» **YOUR TASK**
Report every line from the material that contains the word "Свідоцтва".
--- Begin EXTRACTED DATA ---
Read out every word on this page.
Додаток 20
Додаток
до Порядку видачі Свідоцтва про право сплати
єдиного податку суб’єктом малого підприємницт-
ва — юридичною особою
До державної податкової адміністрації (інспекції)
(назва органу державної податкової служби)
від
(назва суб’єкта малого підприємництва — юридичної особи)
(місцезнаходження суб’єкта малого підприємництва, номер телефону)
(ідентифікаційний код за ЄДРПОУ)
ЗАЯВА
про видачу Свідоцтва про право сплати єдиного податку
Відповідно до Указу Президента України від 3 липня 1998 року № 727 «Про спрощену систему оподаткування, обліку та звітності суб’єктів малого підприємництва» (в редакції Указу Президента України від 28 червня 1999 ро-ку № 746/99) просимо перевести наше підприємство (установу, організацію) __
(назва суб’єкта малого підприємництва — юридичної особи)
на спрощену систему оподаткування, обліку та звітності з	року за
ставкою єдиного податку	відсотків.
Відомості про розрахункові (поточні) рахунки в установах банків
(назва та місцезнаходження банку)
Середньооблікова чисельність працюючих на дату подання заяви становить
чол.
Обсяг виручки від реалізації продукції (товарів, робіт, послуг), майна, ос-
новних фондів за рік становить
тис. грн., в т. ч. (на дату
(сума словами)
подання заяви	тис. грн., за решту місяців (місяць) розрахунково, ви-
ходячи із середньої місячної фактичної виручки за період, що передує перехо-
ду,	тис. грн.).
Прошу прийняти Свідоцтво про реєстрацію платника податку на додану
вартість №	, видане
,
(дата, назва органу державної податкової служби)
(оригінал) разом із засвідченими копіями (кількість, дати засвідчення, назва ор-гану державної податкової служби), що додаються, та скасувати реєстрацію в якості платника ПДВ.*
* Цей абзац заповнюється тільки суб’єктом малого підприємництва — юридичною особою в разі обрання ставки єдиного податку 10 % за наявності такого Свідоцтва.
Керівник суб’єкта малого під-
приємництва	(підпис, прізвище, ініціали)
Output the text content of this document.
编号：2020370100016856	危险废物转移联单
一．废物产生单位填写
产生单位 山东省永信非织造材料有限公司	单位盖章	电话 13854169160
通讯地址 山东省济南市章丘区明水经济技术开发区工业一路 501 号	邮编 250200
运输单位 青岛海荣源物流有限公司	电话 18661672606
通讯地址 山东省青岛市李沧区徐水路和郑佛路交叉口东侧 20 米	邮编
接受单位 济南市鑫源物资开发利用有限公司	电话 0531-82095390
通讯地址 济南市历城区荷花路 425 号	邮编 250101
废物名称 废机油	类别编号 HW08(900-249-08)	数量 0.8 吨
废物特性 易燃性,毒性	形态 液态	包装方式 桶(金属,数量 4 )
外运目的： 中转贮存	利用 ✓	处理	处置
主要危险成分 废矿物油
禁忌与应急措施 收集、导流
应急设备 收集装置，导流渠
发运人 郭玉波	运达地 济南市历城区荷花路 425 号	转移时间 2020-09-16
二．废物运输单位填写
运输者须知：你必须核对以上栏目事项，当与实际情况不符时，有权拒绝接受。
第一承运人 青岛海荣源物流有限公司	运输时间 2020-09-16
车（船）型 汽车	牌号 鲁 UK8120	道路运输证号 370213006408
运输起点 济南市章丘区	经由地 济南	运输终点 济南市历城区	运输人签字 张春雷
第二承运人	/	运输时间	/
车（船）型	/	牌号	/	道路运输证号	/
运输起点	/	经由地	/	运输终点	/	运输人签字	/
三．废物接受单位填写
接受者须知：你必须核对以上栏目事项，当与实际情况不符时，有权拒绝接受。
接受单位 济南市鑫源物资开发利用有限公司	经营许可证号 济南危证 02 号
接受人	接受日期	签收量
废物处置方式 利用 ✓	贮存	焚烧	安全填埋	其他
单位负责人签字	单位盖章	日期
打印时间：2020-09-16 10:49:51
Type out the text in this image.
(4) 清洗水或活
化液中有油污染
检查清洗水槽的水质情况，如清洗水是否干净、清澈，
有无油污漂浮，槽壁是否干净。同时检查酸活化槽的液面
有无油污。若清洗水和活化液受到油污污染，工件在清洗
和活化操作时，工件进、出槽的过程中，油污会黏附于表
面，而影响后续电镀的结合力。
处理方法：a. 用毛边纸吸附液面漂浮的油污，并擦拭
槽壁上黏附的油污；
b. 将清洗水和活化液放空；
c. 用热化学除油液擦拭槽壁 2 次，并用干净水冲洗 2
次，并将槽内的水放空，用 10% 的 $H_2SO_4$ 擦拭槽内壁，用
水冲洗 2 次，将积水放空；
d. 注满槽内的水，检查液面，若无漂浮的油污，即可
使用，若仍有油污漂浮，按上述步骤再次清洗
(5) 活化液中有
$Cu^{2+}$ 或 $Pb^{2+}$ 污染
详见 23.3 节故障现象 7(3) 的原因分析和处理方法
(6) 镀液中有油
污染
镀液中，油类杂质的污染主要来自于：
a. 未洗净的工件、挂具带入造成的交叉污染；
--- End EXTRACTED DATA ---
» **ANSWER TO THIS EXERCISE**
до Порядку видачі Свідоцтва про право сплати
про видачу Свідоцтва про право сплати єдиного податку
* Цей абзац заповнюється тільки суб’єктом малого підприємництва — юридичною особою в разі обрання ставки єдиного податку 10 % за наявності такого Свідоцтва.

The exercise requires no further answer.